* [DIRECTION]:
Reproduce all of the material word for word.
-- start INFORMATION GIVEN --
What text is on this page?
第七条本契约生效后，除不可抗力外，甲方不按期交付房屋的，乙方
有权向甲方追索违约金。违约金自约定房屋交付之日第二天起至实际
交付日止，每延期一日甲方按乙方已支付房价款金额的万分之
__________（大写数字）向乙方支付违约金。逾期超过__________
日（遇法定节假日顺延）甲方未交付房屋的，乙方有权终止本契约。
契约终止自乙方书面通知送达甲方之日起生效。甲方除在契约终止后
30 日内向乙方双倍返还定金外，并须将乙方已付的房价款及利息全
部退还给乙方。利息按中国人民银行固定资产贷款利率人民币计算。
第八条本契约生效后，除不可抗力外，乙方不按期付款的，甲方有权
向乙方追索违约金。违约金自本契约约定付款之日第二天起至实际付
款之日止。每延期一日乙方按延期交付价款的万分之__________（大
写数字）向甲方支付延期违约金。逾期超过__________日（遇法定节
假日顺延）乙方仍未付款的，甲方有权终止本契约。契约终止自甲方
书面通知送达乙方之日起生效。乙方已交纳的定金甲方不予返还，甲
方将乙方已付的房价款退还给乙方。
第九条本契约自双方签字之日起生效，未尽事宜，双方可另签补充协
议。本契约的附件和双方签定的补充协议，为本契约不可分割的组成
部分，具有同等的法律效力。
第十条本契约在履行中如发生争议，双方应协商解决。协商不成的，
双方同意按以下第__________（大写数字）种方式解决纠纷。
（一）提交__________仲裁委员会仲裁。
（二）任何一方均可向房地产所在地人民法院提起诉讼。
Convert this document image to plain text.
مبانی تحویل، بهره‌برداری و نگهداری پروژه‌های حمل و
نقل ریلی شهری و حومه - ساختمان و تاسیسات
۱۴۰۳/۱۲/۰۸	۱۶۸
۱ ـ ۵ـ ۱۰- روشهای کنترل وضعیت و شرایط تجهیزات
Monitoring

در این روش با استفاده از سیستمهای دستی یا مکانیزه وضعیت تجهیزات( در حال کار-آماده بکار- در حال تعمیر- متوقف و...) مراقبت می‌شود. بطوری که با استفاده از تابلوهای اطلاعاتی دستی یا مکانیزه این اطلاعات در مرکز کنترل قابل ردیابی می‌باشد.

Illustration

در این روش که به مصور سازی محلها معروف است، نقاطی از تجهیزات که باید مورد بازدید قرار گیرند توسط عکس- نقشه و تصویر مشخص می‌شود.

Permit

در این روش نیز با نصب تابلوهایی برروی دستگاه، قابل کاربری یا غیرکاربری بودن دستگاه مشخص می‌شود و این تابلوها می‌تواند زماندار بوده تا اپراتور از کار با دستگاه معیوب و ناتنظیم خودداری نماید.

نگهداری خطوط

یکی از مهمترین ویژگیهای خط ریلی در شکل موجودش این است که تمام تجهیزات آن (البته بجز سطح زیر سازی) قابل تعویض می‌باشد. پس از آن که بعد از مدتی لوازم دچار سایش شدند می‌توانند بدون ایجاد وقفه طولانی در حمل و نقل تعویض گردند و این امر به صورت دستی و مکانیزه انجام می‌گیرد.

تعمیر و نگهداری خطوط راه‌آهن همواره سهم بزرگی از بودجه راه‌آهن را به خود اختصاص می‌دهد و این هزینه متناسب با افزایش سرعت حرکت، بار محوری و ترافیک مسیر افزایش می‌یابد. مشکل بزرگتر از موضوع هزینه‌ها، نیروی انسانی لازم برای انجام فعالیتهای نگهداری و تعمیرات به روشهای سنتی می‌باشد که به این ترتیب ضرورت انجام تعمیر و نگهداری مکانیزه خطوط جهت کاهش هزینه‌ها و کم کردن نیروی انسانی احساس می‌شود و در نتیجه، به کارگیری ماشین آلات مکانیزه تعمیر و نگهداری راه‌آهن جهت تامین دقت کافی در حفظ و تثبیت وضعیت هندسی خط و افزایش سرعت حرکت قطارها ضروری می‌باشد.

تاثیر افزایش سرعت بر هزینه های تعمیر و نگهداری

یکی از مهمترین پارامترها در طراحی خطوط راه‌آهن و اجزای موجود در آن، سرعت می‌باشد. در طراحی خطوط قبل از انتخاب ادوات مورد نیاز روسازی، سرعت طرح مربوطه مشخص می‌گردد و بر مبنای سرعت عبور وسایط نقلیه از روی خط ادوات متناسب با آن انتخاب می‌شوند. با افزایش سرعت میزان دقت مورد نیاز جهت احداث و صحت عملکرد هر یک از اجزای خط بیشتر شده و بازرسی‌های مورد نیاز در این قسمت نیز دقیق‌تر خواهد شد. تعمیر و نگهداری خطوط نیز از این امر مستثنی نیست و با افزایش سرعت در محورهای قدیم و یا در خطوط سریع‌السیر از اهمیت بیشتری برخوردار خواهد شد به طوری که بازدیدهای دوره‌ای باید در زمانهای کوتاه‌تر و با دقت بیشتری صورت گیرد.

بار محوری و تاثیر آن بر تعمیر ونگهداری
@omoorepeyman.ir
-- end INFORMATION GIVEN --
* [COMPLETE ANSWER]:
What text is on this page?
第七条本契约生效后，除不可抗力外，甲方不按期交付房屋的，乙方
有权向甲方追索违约金。违约金自约定房屋交付之日第二天起至实际
交付日止，每延期一日甲方按乙方已支付房价款金额的万分之
__________（大写数字）向乙方支付违约金。逾期超过__________
日（遇法定节假日顺延）甲方未交付房屋的，乙方有权终止本契约。
契约终止自乙方书面通知送达甲方之日起生效。甲方除在契约终止后
30 日内向乙方双倍返还定金外，并须将乙方已付的房价款及利息全
部退还给乙方。利息按中国人民银行固定资产贷款利率人民币计算。
第八条本契约生效后，除不可抗力外，乙方不按期付款的，甲方有权
向乙方追索违约金。违约金自本契约约定付款之日第二天起至实际付
款之日止。每延期一日乙方按延期交付价款的万分之__________（大
写数字）向甲方支付延期违约金。逾期超过__________日（遇法定节
假日顺延）乙方仍未付款的，甲方有权终止本契约。契约终止自甲方
书面通知送达乙方之日起生效。乙方已交纳的定金甲方不予返还，甲
方将乙方已付的房价款退还给乙方。
第九条本契约自双方签字之日起生效，未尽事宜，双方可另签补充协
议。本契约的附件和双方签定的补充协议，为本契约不可分割的组成
部分，具有同等的法律效力。
第十条本契约在履行中如发生争议，双方应协商解决。协商不成的，
双方同意按以下第__________（大写数字）种方式解决纠纷。
（一）提交__________仲裁委员会仲裁。
（二）任何一方均可向房地产所在地人民法院提起诉讼。
Convert this document image to plain text.
مبانی تحویل، بهره‌برداری و نگهداری پروژه‌های حمل و
نقل ریلی شهری و حومه - ساختمان و تاسیسات
۱۴۰۳/۱۲/۰۸	۱۶۸
۱ ـ ۵ـ ۱۰- روشهای کنترل وضعیت و شرایط تجهیزات
Monitoring

در این روش با استفاده از سیستمهای دستی یا مکانیزه وضعیت تجهیزات( در حال کار-آماده بکار- در حال تعمیر- متوقف و...) مراقبت می‌شود. بطوری که با استفاده از تابلوهای اطلاعاتی دستی یا مکانیزه این اطلاعات در مرکز کنترل قابل ردیابی می‌باشد.

Illustration

در این روش که به مصور سازی محلها معروف است، نقاطی از تجهیزات که باید مورد بازدید قرار گیرند توسط عکس- نقشه و تصویر مشخص می‌شود.

Permit

در این روش نیز با نصب تابلوهایی برروی دستگاه، قابل کاربری یا غیرکاربری بودن دستگاه مشخص می‌شود و این تابلوها می‌تواند زماندار بوده تا اپراتور از کار با دستگاه معیوب و ناتنظیم خودداری نماید.

نگهداری خطوط

یکی از مهمترین ویژگیهای خط ریلی در شکل موجودش این است که تمام تجهیزات آن (البته بجز سطح زیر سازی) قابل تعویض می‌باشد. پس از آن که بعد از مدتی لوازم دچار سایش شدند می‌توانند بدون ایجاد وقفه طولانی در حمل و نقل تعویض گردند و این امر به صورت دستی و مکانیزه انجام می‌گیرد.

تعمیر و نگهداری خطوط راه‌آهن همواره سهم بزرگی از بودجه راه‌آهن را به خود اختصاص می‌دهد و این هزینه متناسب با افزایش سرعت حرکت، بار محوری و ترافیک مسیر افزایش می‌یابد. مشکل بزرگتر از موضوع هزینه‌ها، نیروی انسانی لازم برای انجام فعالیتهای نگهداری و تعمیرات به روشهای سنتی می‌باشد که به این ترتیب ضرورت انجام تعمیر و نگهداری مکانیزه خطوط جهت کاهش هزینه‌ها و کم کردن نیروی انسانی احساس می‌شود و در نتیجه، به کارگیری ماشین آلات مکانیزه تعمیر و نگهداری راه‌آهن جهت تامین دقت کافی در حفظ و تثبیت وضعیت هندسی خط و افزایش سرعت حرکت قطارها ضروری می‌باشد.

تاثیر افزایش سرعت بر هزینه های تعمیر و نگهداری

یکی از مهمترین پارامترها در طراحی خطوط راه‌آهن و اجزای موجود در آن، سرعت می‌باشد. در طراحی خطوط قبل از انتخاب ادوات مورد نیاز روسازی، سرعت طرح مربوطه مشخص می‌گردد و بر مبنای سرعت عبور وسایط نقلیه از روی خط ادوات متناسب با آن انتخاب می‌شوند. با افزایش سرعت میزان دقت مورد نیاز جهت احداث و صحت عملکرد هر یک از اجزای خط بیشتر شده و بازرسی‌های مورد نیاز در این قسمت نیز دقیق‌تر خواهد شد. تعمیر و نگهداری خطوط نیز از این امر مستثنی نیست و با افزایش سرعت در محورهای قدیم و یا در خطوط سریع‌السیر از اهمیت بیشتری برخوردار خواهد شد به طوری که بازدیدهای دوره‌ای باید در زمانهای کوتاه‌تر و با دقت بیشتری صورت گیرد.

بار محوری و تاثیر آن بر تعمیر ونگهداری
@omoorepeyman.ir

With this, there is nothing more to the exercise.